§ Provided material:
+--
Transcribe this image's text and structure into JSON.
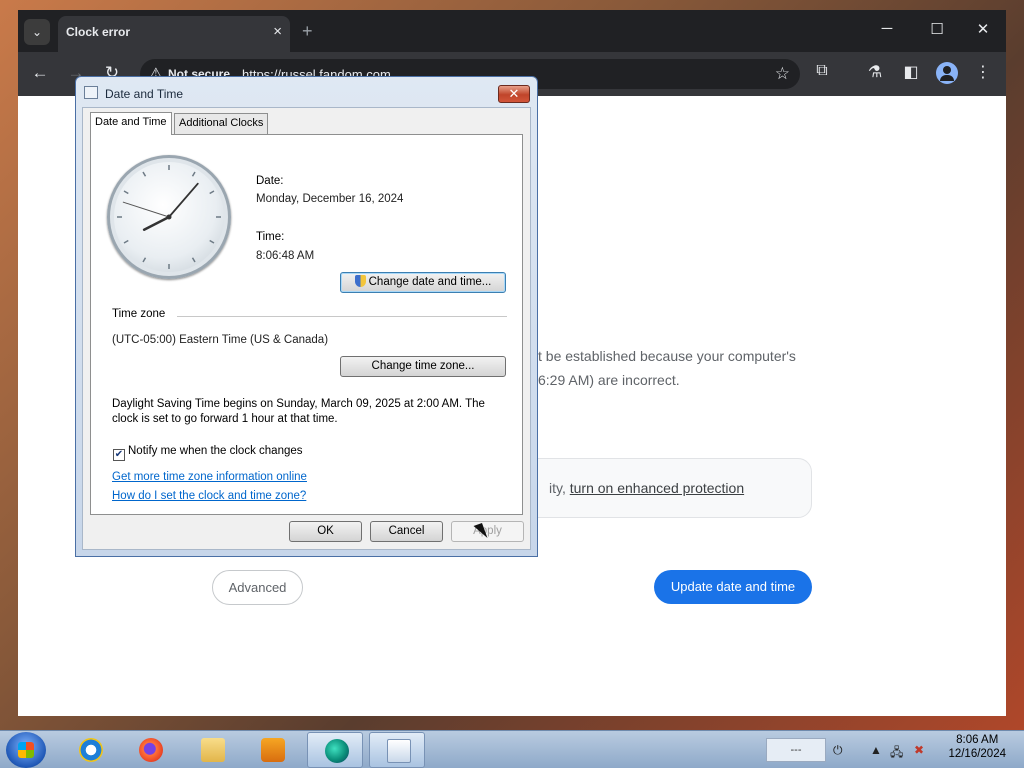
{
  "browser": {
    "tab_title": "Clock error",
    "tab_close": "×",
    "new_tab": "+",
    "security_label": "Not secure",
    "url": "https://russel.fandom.com",
    "page": {
      "message_line1": "t be established because your computer's",
      "message_line2": "6:29 AM) are incorrect.",
      "safe_prefix": "ity, ",
      "safe_link": "turn on enhanced protection",
      "advanced_label": "Advanced",
      "update_label": "Update date and time"
    },
    "colors": {
      "frame": "#202124",
      "toolbar": "#35363a",
      "primary_button": "#1a73e8"
    }
  },
  "dialog": {
    "title": "Date and Time",
    "close_glyph": "✕",
    "tabs": [
      {
        "label": "Date and Time",
        "active": true
      },
      {
        "label": "Additional Clocks",
        "active": false
      }
    ],
    "date_label": "Date:",
    "date_value": "Monday, December 16, 2024",
    "time_label": "Time:",
    "time_value": "8:06:48 AM",
    "change_datetime_label": "Change date and time...",
    "timezone_heading": "Time zone",
    "timezone_value": "(UTC-05:00) Eastern Time (US & Canada)",
    "change_timezone_label": "Change time zone...",
    "dst_line1": "Daylight Saving Time begins on Sunday, March 09, 2025 at 2:00 AM. The",
    "dst_line2": "clock is set to go forward 1 hour at that time.",
    "notify_label": "Notify me when the clock changes",
    "notify_checked": true,
    "link_more_info": "Get more time zone information online",
    "link_howto": "How do I set the clock and time zone?",
    "ok_label": "OK",
    "cancel_label": "Cancel",
    "apply_label": "Apply",
    "clock": {
      "hour": 8,
      "minute": 6,
      "second": 48
    }
  },
  "taskbar": {
    "apps": [
      "internet-explorer-icon",
      "firefox-icon",
      "file-explorer-icon",
      "media-player-icon",
      "active-app-icon",
      "calendar-clock-icon"
    ],
    "clock_time": "8:06 AM",
    "clock_date": "12/16/2024",
    "tray_box": "---"
  }
}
+--
§ Task description:
Make an exact copy of every record, pictures excluded.

§ Result of this task:
Transcribe this image's text and structure into JSON.
{
  "browser": {
    "tab_title": "Clock error",
    "tab_close": "×",
    "new_tab": "+",
    "security_label": "Not secure",
    "url": "https://russel.fandom.com",
    "page": {
      "message_line1": "t be established because your computer's",
      "message_line2": "6:29 AM) are incorrect.",
      "safe_prefix": "ity, ",
      "safe_link": "turn on enhanced protection",
      "advanced_label": "Advanced",
      "update_label": "Update date and time"
    },
    "colors": {
      "frame": "#202124",
      "toolbar": "#35363a",
      "primary_button": "#1a73e8"
    }
  },
  "dialog": {
    "title": "Date and Time",
    "close_glyph": "✕",
    "tabs": [
      {
        "label": "Date and Time",
        "active": true
      },
      {
        "label": "Additional Clocks",
        "active": false
      }
    ],
    "date_label": "Date:",
    "date_value": "Monday, December 16, 2024",
    "time_label": "Time:",
    "time_value": "8:06:48 AM",
    "change_datetime_label": "Change date and time...",
    "timezone_heading": "Time zone",
    "timezone_value": "(UTC-05:00) Eastern Time (US & Canada)",
    "change_timezone_label": "Change time zone...",
    "dst_line1": "Daylight Saving Time begins on Sunday, March 09, 2025 at 2:00 AM. The",
    "dst_line2": "clock is set to go forward 1 hour at that time.",
    "notify_label": "Notify me when the clock changes",
    "notify_checked": true,
    "link_more_info": "Get more time zone information online",
    "link_howto": "How do I set the clock and time zone?",
    "ok_label": "OK",
    "cancel_label": "Cancel",
    "apply_label": "Apply",
    "clock": {
      "hour": 8,
      "minute": 6,
      "second": 48
    }
  },
  "taskbar": {
    "apps": [
      "internet-explorer-icon",
      "firefox-icon",
      "file-explorer-icon",
      "media-player-icon",
      "active-app-icon",
      "calendar-clock-icon"
    ],
    "clock_time": "8:06 AM",
    "clock_date": "12/16/2024",
    "tray_box": "---"
  }
}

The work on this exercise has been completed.